***** Exercise input *****
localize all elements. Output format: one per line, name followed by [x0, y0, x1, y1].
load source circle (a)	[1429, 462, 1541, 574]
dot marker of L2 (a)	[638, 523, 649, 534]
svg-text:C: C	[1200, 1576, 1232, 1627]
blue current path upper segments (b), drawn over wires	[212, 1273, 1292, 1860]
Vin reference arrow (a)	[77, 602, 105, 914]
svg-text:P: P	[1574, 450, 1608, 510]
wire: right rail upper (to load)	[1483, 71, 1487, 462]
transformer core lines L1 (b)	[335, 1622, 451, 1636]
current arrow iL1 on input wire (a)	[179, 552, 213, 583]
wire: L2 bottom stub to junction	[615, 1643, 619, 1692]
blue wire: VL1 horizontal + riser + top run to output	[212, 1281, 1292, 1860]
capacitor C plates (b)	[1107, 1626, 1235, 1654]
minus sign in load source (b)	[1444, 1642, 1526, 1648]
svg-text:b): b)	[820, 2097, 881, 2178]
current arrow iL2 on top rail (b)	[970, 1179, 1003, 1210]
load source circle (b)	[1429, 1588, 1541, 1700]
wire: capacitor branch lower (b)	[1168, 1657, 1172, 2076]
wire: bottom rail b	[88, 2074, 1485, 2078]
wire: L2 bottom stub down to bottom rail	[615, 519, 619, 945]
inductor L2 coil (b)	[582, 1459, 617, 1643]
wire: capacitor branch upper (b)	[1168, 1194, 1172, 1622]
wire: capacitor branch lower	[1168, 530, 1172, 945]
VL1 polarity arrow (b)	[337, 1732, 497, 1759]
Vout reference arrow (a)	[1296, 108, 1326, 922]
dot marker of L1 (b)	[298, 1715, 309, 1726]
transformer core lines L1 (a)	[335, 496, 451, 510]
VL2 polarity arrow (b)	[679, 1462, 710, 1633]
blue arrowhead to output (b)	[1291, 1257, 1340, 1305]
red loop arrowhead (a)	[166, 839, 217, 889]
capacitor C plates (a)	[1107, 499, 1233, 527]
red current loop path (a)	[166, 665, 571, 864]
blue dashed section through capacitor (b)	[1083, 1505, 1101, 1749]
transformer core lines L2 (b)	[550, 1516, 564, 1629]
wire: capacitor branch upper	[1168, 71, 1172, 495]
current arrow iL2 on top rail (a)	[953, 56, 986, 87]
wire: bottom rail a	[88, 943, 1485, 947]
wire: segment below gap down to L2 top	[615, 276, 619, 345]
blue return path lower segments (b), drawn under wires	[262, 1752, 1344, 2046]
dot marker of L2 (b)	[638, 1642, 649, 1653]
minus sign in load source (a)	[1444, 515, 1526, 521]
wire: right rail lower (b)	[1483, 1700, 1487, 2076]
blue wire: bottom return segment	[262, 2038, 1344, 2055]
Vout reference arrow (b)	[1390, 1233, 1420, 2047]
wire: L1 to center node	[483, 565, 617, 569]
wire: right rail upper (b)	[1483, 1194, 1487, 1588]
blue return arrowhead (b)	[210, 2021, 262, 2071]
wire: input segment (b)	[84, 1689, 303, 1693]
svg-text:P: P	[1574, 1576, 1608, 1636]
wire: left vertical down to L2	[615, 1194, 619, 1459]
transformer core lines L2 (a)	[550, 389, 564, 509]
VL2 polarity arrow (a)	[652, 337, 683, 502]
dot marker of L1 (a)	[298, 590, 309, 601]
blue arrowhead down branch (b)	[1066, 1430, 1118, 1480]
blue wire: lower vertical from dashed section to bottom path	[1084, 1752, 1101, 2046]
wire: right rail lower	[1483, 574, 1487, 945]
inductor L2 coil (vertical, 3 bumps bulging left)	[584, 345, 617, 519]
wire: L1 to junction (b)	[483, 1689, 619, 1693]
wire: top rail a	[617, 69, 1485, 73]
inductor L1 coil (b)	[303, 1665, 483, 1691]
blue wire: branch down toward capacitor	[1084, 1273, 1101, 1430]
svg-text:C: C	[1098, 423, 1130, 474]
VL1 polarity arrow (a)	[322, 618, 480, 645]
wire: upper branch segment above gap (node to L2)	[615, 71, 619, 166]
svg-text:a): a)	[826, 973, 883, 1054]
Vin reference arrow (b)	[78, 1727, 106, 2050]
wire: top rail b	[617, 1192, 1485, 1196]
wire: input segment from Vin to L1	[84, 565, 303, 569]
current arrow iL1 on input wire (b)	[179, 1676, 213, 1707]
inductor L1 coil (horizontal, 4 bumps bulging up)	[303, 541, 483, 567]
*****
# [Exercise task]
Starting at the first line of the records and ending at the line that contains "blue current path", reproduce every line word for word, including both ends.

# [Right answer]
localize all elements. Output format: one per line, name followed by [x0, y0, x1, y1].
load source circle (a)	[1429, 462, 1541, 574]
dot marker of L2 (a)	[638, 523, 649, 534]
svg-text:C: C	[1200, 1576, 1232, 1627]
blue current path upper segments (b), drawn over wires	[212, 1273, 1292, 1860]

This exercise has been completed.